**AIM OF THE EXERCISE**
Emit the data below verbatim, stripping out any pictures.
********
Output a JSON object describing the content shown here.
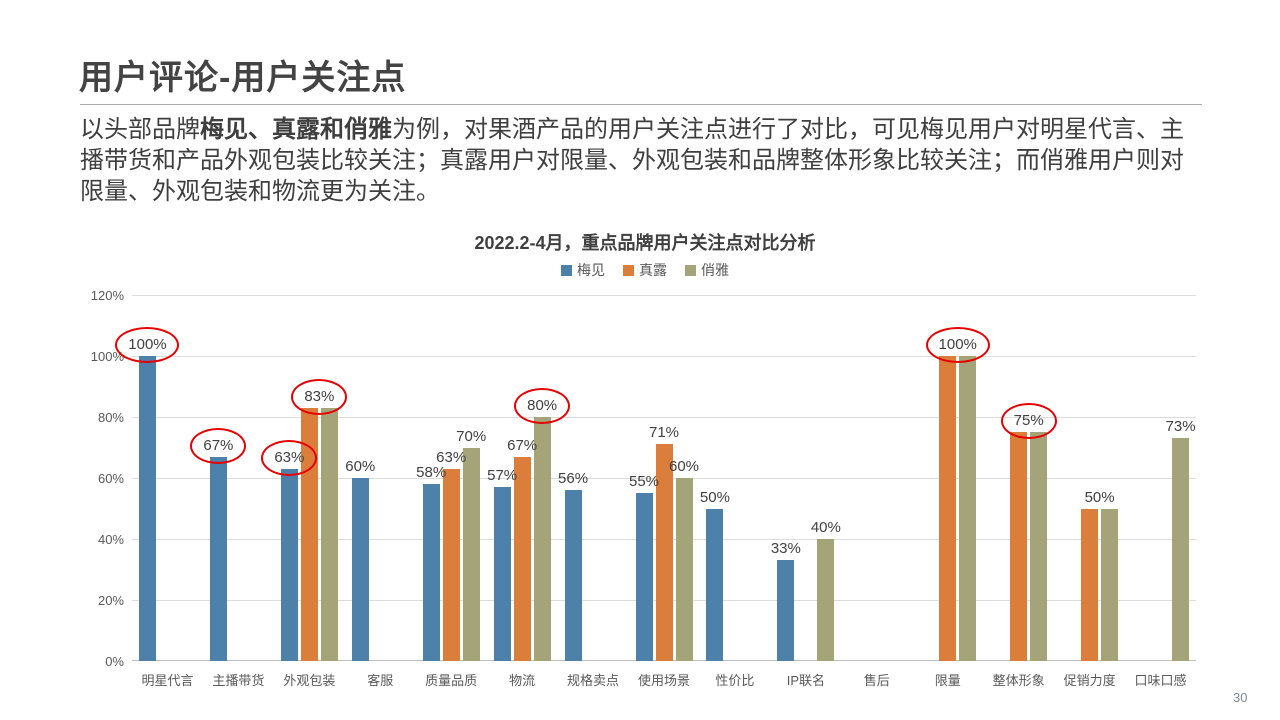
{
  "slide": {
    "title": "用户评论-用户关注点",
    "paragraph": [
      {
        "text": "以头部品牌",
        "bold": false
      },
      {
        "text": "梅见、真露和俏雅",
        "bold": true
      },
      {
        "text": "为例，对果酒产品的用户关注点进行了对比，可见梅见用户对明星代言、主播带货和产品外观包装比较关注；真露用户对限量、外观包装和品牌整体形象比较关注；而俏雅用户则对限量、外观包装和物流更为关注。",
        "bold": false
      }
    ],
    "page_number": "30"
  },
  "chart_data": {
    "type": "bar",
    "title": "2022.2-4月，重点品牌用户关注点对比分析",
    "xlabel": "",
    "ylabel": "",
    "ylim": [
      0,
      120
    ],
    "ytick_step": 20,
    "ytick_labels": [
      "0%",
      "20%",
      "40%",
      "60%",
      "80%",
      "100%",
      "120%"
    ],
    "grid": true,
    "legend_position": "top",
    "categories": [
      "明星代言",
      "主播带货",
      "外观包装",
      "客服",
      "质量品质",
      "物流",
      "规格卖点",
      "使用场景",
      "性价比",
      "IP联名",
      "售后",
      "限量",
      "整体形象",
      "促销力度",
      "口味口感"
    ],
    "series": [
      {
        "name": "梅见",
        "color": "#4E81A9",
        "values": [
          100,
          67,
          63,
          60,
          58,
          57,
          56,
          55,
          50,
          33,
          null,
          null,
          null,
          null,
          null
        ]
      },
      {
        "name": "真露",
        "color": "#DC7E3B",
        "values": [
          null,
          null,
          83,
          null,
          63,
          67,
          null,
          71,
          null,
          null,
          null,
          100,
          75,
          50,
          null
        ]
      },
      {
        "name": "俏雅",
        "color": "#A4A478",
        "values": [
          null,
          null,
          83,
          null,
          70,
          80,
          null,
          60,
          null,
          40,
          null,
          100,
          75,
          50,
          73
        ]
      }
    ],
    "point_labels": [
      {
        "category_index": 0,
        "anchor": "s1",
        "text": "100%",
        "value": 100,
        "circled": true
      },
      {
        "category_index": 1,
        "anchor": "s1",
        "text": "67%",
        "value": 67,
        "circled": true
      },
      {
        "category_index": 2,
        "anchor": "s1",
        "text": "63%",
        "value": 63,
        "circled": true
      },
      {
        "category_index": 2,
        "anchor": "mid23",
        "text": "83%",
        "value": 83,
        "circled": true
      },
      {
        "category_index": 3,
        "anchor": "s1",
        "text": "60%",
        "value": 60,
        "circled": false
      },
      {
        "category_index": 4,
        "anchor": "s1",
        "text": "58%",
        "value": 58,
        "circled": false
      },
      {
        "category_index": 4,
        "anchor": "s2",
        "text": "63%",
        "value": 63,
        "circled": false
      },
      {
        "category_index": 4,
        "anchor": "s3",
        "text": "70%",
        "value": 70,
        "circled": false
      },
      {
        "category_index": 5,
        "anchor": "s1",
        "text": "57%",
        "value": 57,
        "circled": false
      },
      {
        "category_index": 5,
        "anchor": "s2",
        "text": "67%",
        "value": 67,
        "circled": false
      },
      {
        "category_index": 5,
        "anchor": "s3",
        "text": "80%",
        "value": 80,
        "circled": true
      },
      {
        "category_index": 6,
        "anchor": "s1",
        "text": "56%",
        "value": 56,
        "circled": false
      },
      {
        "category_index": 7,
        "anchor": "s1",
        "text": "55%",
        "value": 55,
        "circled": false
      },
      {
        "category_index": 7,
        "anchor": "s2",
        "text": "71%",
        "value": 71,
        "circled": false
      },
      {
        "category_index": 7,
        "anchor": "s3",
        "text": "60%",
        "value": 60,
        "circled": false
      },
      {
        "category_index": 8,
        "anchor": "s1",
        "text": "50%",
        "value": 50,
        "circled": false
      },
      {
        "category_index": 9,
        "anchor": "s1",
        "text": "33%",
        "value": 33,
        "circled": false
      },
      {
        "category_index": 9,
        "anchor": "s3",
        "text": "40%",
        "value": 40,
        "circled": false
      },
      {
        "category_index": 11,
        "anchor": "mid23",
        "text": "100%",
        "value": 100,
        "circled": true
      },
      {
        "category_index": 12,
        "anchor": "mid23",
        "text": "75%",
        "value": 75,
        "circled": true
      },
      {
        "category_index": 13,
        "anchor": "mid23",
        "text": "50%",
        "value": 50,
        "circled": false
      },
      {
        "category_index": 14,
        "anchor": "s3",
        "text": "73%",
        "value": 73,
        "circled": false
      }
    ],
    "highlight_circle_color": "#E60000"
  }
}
********
**RESPONSE TO THIS EXERCISE**
Output a JSON object describing the content shown here.
{
  "slide": {
    "title": "用户评论-用户关注点",
    "paragraph": [
      {
        "text": "以头部品牌",
        "bold": false
      },
      {
        "text": "梅见、真露和俏雅",
        "bold": true
      },
      {
        "text": "为例，对果酒产品的用户关注点进行了对比，可见梅见用户对明星代言、主播带货和产品外观包装比较关注；真露用户对限量、外观包装和品牌整体形象比较关注；而俏雅用户则对限量、外观包装和物流更为关注。",
        "bold": false
      }
    ],
    "page_number": "30"
  },
  "chart_data": {
    "type": "bar",
    "title": "2022.2-4月，重点品牌用户关注点对比分析",
    "xlabel": "",
    "ylabel": "",
    "ylim": [
      0,
      120
    ],
    "ytick_step": 20,
    "ytick_labels": [
      "0%",
      "20%",
      "40%",
      "60%",
      "80%",
      "100%",
      "120%"
    ],
    "grid": true,
    "legend_position": "top",
    "categories": [
      "明星代言",
      "主播带货",
      "外观包装",
      "客服",
      "质量品质",
      "物流",
      "规格卖点",
      "使用场景",
      "性价比",
      "IP联名",
      "售后",
      "限量",
      "整体形象",
      "促销力度",
      "口味口感"
    ],
    "series": [
      {
        "name": "梅见",
        "color": "#4E81A9",
        "values": [
          100,
          67,
          63,
          60,
          58,
          57,
          56,
          55,
          50,
          33,
          null,
          null,
          null,
          null,
          null
        ]
      },
      {
        "name": "真露",
        "color": "#DC7E3B",
        "values": [
          null,
          null,
          83,
          null,
          63,
          67,
          null,
          71,
          null,
          null,
          null,
          100,
          75,
          50,
          null
        ]
      },
      {
        "name": "俏雅",
        "color": "#A4A478",
        "values": [
          null,
          null,
          83,
          null,
          70,
          80,
          null,
          60,
          null,
          40,
          null,
          100,
          75,
          50,
          73
        ]
      }
    ],
    "point_labels": [
      {
        "category_index": 0,
        "anchor": "s1",
        "text": "100%",
        "value": 100,
        "circled": true
      },
      {
        "category_index": 1,
        "anchor": "s1",
        "text": "67%",
        "value": 67,
        "circled": true
      },
      {
        "category_index": 2,
        "anchor": "s1",
        "text": "63%",
        "value": 63,
        "circled": true
      },
      {
        "category_index": 2,
        "anchor": "mid23",
        "text": "83%",
        "value": 83,
        "circled": true
      },
      {
        "category_index": 3,
        "anchor": "s1",
        "text": "60%",
        "value": 60,
        "circled": false
      },
      {
        "category_index": 4,
        "anchor": "s1",
        "text": "58%",
        "value": 58,
        "circled": false
      },
      {
        "category_index": 4,
        "anchor": "s2",
        "text": "63%",
        "value": 63,
        "circled": false
      },
      {
        "category_index": 4,
        "anchor": "s3",
        "text": "70%",
        "value": 70,
        "circled": false
      },
      {
        "category_index": 5,
        "anchor": "s1",
        "text": "57%",
        "value": 57,
        "circled": false
      },
      {
        "category_index": 5,
        "anchor": "s2",
        "text": "67%",
        "value": 67,
        "circled": false
      },
      {
        "category_index": 5,
        "anchor": "s3",
        "text": "80%",
        "value": 80,
        "circled": true
      },
      {
        "category_index": 6,
        "anchor": "s1",
        "text": "56%",
        "value": 56,
        "circled": false
      },
      {
        "category_index": 7,
        "anchor": "s1",
        "text": "55%",
        "value": 55,
        "circled": false
      },
      {
        "category_index": 7,
        "anchor": "s2",
        "text": "71%",
        "value": 71,
        "circled": false
      },
      {
        "category_index": 7,
        "anchor": "s3",
        "text": "60%",
        "value": 60,
        "circled": false
      },
      {
        "category_index": 8,
        "anchor": "s1",
        "text": "50%",
        "value": 50,
        "circled": false
      },
      {
        "category_index": 9,
        "anchor": "s1",
        "text": "33%",
        "value": 33,
        "circled": false
      },
      {
        "category_index": 9,
        "anchor": "s3",
        "text": "40%",
        "value": 40,
        "circled": false
      },
      {
        "category_index": 11,
        "anchor": "mid23",
        "text": "100%",
        "value": 100,
        "circled": true
      },
      {
        "category_index": 12,
        "anchor": "mid23",
        "text": "75%",
        "value": 75,
        "circled": true
      },
      {
        "category_index": 13,
        "anchor": "mid23",
        "text": "50%",
        "value": 50,
        "circled": false
      },
      {
        "category_index": 14,
        "anchor": "s3",
        "text": "73%",
        "value": 73,
        "circled": false
      }
    ],
    "highlight_circle_color": "#E60000"
  }
}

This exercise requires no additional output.